Please copy out everything from the start of the records down to the line that contains "x-tick-label: Jul-25: [219, 469, 246, 496]", including that line.

(Box annotation data)

┌────────

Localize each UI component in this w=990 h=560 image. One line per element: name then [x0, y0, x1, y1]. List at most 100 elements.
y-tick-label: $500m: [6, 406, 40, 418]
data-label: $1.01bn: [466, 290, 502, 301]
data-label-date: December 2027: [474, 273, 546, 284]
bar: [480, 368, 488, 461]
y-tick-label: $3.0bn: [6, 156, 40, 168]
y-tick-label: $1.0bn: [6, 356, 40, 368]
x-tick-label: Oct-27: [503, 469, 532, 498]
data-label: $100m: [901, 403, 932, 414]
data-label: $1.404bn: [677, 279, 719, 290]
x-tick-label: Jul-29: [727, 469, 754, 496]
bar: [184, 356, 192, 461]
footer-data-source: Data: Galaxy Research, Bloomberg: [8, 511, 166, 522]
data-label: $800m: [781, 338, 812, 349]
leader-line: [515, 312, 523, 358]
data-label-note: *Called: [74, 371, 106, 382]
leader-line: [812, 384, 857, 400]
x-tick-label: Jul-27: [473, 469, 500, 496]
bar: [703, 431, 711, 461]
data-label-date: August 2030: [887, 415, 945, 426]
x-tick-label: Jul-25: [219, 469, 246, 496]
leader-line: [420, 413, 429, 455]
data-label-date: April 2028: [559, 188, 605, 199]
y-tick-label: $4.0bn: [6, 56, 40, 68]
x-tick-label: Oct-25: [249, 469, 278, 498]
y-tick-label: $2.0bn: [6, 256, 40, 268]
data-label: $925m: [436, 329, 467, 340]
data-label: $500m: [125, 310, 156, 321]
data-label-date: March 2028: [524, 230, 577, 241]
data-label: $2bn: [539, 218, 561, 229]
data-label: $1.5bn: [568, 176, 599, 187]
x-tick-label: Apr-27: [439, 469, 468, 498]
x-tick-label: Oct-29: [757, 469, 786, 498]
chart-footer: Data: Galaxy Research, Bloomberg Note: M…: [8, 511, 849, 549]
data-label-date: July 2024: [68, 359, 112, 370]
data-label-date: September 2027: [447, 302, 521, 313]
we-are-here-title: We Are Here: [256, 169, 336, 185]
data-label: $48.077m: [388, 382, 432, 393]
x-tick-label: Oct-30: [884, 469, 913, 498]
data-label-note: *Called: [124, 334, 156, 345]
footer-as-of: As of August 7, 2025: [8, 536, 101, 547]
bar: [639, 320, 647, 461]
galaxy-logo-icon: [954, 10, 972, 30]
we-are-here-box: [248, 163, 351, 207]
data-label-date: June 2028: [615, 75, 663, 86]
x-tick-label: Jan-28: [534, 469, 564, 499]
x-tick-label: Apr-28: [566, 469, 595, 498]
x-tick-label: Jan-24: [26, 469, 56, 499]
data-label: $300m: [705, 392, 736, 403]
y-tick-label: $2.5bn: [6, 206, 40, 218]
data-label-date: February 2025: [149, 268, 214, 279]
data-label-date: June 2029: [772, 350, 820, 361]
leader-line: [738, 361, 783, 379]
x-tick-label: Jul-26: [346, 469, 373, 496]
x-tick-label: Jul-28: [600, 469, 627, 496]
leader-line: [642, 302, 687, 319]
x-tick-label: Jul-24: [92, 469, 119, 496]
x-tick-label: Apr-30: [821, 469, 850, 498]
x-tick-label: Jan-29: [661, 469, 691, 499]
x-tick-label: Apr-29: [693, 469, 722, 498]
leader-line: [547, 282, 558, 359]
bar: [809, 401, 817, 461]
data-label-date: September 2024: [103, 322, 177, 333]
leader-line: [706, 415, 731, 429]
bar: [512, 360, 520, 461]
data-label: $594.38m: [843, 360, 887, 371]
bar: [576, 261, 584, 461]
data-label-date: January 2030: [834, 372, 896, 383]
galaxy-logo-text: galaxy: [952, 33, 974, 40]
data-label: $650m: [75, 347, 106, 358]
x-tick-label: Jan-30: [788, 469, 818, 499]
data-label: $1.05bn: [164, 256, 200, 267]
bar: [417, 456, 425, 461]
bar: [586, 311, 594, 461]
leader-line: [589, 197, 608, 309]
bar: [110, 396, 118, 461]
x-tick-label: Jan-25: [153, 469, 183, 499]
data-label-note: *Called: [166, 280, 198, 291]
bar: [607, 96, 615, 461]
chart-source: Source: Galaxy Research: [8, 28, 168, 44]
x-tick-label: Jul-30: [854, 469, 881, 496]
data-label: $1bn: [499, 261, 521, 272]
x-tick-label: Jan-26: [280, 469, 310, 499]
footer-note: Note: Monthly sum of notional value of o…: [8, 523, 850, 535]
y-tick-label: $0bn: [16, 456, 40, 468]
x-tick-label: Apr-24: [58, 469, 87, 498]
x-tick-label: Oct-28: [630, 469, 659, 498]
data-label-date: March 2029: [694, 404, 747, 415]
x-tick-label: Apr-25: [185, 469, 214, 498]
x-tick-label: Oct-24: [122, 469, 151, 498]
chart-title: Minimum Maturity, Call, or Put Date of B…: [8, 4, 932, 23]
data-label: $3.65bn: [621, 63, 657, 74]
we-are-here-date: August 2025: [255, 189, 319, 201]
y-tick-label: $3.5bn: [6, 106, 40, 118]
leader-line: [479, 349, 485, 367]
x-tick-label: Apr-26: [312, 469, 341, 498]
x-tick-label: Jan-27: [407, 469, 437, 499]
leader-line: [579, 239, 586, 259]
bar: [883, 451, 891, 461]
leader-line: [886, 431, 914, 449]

└────────

_The solution_:
Localize each UI component in this w=990 h=560 image. One line per element: name then [x0, y0, x1, y1]. List at most 100 elements.
y-tick-label: $500m: [6, 406, 40, 418]
data-label: $1.01bn: [466, 290, 502, 301]
data-label-date: December 2027: [474, 273, 546, 284]
bar: [480, 368, 488, 461]
y-tick-label: $3.0bn: [6, 156, 40, 168]
y-tick-label: $1.0bn: [6, 356, 40, 368]
x-tick-label: Oct-27: [503, 469, 532, 498]
data-label: $100m: [901, 403, 932, 414]
data-label: $1.404bn: [677, 279, 719, 290]
x-tick-label: Jul-29: [727, 469, 754, 496]
bar: [184, 356, 192, 461]
footer-data-source: Data: Galaxy Research, Bloomberg: [8, 511, 166, 522]
data-label: $800m: [781, 338, 812, 349]
leader-line: [515, 312, 523, 358]
data-label-note: *Called: [74, 371, 106, 382]
leader-line: [812, 384, 857, 400]
x-tick-label: Jul-27: [473, 469, 500, 496]
bar: [703, 431, 711, 461]
data-label-date: August 2030: [887, 415, 945, 426]
x-tick-label: Jul-25: [219, 469, 246, 496]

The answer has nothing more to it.